Items from a dataset:

::::::::::

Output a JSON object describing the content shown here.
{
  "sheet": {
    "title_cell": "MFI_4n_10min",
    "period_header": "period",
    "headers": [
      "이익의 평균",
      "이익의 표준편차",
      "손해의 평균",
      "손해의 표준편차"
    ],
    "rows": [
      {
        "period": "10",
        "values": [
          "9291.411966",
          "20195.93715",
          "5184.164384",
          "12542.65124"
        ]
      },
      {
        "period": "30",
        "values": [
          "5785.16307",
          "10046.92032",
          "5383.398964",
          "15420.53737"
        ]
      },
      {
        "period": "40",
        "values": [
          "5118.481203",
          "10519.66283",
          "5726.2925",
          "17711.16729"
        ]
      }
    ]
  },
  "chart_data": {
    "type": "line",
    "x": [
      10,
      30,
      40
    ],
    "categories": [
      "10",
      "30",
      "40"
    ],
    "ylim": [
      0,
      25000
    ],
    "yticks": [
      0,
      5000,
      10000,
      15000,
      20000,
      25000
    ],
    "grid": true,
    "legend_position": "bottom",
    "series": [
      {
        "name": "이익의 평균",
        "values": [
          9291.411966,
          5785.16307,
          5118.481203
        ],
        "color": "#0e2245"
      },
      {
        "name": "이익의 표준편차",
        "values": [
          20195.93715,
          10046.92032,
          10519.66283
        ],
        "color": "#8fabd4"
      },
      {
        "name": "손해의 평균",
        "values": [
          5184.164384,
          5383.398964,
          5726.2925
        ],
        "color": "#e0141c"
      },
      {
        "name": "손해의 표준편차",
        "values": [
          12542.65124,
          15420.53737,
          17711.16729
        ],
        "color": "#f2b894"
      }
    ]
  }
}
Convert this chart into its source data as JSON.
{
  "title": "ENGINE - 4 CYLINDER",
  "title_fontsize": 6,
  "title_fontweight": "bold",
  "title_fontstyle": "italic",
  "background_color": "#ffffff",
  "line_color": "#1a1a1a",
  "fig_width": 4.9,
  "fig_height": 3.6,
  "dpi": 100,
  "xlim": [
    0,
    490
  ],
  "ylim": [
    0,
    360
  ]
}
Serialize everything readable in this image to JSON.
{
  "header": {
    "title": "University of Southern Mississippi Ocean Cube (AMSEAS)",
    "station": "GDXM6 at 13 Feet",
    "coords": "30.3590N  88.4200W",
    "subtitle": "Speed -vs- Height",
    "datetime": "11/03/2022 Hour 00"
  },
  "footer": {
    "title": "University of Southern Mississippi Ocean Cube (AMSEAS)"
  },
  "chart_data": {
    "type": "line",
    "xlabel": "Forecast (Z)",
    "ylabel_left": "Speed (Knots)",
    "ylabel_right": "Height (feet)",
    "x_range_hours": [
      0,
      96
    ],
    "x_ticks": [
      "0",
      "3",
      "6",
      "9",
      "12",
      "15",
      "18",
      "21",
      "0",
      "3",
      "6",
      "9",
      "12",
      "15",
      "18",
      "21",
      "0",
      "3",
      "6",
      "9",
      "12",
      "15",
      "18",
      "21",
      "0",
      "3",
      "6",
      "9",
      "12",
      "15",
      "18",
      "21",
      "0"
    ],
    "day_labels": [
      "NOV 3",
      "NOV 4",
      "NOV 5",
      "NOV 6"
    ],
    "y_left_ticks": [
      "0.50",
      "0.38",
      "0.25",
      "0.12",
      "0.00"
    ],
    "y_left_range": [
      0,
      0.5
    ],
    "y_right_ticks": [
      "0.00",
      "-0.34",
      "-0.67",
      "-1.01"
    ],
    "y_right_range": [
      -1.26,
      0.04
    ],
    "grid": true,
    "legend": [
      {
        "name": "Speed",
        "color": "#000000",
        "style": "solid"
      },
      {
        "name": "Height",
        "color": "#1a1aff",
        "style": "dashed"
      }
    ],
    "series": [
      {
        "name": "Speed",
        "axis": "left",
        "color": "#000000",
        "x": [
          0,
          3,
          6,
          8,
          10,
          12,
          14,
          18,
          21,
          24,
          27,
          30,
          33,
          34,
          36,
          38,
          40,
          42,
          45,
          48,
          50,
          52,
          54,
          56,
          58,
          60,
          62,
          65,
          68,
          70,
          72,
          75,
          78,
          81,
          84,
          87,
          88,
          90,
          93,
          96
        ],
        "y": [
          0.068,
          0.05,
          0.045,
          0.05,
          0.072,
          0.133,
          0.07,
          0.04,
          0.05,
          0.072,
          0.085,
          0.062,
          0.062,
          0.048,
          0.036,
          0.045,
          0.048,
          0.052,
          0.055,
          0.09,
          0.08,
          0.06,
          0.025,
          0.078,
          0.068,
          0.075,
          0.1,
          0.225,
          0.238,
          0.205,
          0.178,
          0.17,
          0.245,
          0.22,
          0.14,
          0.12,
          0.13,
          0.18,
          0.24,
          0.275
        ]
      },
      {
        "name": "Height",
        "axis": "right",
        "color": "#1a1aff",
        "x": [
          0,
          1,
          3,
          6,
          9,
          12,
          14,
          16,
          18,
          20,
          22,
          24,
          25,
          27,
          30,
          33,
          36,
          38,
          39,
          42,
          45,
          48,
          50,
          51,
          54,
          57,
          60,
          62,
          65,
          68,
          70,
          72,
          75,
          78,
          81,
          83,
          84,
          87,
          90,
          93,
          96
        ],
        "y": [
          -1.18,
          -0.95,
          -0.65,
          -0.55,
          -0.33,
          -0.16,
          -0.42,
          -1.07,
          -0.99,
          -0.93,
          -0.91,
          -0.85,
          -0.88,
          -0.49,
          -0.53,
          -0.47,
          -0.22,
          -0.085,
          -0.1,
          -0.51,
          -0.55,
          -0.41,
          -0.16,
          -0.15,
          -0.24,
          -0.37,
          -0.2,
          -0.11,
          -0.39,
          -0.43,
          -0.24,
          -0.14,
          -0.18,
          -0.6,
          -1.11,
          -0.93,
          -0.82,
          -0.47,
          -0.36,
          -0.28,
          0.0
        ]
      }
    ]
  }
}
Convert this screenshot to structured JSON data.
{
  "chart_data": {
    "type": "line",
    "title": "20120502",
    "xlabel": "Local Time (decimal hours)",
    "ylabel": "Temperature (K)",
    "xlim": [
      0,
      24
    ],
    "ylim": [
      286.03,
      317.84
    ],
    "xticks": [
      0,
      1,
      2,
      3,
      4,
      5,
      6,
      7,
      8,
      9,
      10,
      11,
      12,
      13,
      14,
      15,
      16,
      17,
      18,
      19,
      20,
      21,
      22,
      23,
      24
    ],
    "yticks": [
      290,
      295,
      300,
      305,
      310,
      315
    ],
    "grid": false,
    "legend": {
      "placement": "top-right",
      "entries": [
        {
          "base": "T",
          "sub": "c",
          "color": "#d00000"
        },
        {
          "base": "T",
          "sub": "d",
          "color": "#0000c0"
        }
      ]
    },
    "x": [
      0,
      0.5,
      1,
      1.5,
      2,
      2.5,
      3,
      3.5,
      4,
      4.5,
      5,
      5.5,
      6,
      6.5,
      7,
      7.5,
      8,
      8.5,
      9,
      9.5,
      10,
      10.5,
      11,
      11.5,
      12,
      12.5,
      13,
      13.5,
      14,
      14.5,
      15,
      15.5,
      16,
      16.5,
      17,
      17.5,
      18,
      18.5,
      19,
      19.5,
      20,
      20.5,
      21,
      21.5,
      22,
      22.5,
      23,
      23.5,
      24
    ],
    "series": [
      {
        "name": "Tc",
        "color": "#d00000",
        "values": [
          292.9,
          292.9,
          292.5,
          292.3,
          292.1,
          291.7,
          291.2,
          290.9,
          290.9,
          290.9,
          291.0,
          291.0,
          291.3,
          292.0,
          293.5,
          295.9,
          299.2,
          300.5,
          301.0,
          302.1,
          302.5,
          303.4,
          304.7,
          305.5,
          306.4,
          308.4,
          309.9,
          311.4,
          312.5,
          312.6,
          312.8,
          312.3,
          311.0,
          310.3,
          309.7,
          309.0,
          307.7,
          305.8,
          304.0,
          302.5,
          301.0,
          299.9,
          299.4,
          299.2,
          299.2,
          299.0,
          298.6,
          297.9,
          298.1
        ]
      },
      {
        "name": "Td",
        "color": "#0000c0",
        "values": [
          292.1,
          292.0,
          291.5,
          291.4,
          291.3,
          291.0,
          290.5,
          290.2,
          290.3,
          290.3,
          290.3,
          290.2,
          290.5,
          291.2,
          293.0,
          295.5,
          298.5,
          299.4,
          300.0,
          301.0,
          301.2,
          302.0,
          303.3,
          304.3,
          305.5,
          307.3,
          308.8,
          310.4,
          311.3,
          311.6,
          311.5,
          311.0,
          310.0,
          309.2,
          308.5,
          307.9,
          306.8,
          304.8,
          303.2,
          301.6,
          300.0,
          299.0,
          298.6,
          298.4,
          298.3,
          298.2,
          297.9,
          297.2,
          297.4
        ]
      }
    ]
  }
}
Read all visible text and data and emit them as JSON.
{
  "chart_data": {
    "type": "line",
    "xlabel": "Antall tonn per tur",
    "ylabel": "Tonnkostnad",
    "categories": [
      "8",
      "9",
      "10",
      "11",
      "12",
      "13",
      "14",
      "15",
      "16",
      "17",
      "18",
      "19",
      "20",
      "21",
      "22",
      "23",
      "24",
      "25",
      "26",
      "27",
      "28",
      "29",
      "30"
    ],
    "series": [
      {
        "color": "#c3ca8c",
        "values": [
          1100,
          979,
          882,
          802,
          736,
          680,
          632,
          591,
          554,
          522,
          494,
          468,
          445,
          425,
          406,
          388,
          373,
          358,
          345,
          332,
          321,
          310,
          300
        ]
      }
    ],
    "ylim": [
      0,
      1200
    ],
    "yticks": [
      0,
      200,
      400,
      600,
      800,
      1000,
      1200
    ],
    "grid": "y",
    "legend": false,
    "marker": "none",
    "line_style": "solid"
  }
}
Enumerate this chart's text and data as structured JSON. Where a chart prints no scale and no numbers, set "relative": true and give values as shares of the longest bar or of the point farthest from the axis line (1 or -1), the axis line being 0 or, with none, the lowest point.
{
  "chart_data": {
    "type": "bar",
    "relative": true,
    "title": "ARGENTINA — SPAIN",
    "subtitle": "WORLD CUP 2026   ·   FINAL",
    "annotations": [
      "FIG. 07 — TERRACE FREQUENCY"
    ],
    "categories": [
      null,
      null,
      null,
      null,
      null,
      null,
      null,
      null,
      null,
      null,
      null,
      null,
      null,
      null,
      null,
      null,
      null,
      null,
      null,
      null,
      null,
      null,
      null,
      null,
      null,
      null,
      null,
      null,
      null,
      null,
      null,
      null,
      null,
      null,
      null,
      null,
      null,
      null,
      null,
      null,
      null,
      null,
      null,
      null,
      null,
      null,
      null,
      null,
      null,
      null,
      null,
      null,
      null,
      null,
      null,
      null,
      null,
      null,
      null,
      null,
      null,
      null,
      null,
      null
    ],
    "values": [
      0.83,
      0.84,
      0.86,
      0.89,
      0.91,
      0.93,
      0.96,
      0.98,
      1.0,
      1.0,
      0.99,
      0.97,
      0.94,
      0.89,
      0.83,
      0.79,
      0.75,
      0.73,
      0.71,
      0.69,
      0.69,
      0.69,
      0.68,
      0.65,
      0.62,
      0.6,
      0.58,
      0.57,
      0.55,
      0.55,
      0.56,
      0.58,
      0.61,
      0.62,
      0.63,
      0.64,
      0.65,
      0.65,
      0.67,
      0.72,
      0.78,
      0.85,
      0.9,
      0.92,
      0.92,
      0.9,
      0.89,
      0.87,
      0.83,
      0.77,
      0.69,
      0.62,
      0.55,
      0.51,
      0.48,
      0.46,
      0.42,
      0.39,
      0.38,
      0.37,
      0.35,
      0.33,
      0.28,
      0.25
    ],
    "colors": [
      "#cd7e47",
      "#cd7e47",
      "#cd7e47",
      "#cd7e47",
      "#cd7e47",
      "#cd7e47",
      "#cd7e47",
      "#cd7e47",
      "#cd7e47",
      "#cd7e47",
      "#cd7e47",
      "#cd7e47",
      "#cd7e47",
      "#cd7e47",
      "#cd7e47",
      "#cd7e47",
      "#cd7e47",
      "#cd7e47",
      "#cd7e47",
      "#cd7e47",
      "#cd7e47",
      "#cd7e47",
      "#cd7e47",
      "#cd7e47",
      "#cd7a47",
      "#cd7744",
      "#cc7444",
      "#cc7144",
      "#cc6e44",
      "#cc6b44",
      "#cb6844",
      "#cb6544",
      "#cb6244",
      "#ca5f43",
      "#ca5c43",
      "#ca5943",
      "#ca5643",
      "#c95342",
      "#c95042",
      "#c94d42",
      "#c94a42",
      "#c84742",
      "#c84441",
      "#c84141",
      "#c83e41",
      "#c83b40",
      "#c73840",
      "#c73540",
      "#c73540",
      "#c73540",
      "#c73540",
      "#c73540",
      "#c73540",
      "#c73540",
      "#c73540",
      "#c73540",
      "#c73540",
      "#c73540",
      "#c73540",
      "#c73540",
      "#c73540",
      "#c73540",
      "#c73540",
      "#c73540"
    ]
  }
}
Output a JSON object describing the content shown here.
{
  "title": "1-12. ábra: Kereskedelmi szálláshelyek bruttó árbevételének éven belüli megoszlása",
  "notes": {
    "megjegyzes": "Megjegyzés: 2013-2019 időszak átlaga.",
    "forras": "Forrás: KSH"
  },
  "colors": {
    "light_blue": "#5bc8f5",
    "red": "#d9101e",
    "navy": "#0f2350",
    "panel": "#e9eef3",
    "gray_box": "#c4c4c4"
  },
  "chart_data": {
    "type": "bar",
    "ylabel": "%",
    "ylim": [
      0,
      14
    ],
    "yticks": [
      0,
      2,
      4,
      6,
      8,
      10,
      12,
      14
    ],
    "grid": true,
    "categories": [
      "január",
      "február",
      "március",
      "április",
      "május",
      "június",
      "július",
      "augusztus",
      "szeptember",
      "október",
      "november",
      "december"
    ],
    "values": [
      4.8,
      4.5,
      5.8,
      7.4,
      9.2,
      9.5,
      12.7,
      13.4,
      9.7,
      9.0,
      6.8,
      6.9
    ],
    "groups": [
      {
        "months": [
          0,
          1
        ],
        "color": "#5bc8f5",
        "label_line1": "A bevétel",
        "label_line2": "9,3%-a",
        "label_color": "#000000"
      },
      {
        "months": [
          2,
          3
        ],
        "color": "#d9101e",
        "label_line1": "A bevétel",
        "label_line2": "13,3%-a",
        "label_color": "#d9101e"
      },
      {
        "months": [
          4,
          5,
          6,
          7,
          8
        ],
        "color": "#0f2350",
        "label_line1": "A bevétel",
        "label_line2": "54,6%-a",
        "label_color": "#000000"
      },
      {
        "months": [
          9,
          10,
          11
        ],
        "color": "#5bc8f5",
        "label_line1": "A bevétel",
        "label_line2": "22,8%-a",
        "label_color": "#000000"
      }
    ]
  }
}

::::::::::

Written task » Find "AMSEAS". Copy every line it occurs in.

Result »
    "title": "University of Southern Mississippi Ocean Cube (AMSEAS)",
    "title": "University of Southern Mississippi Ocean Cube (AMSEAS)"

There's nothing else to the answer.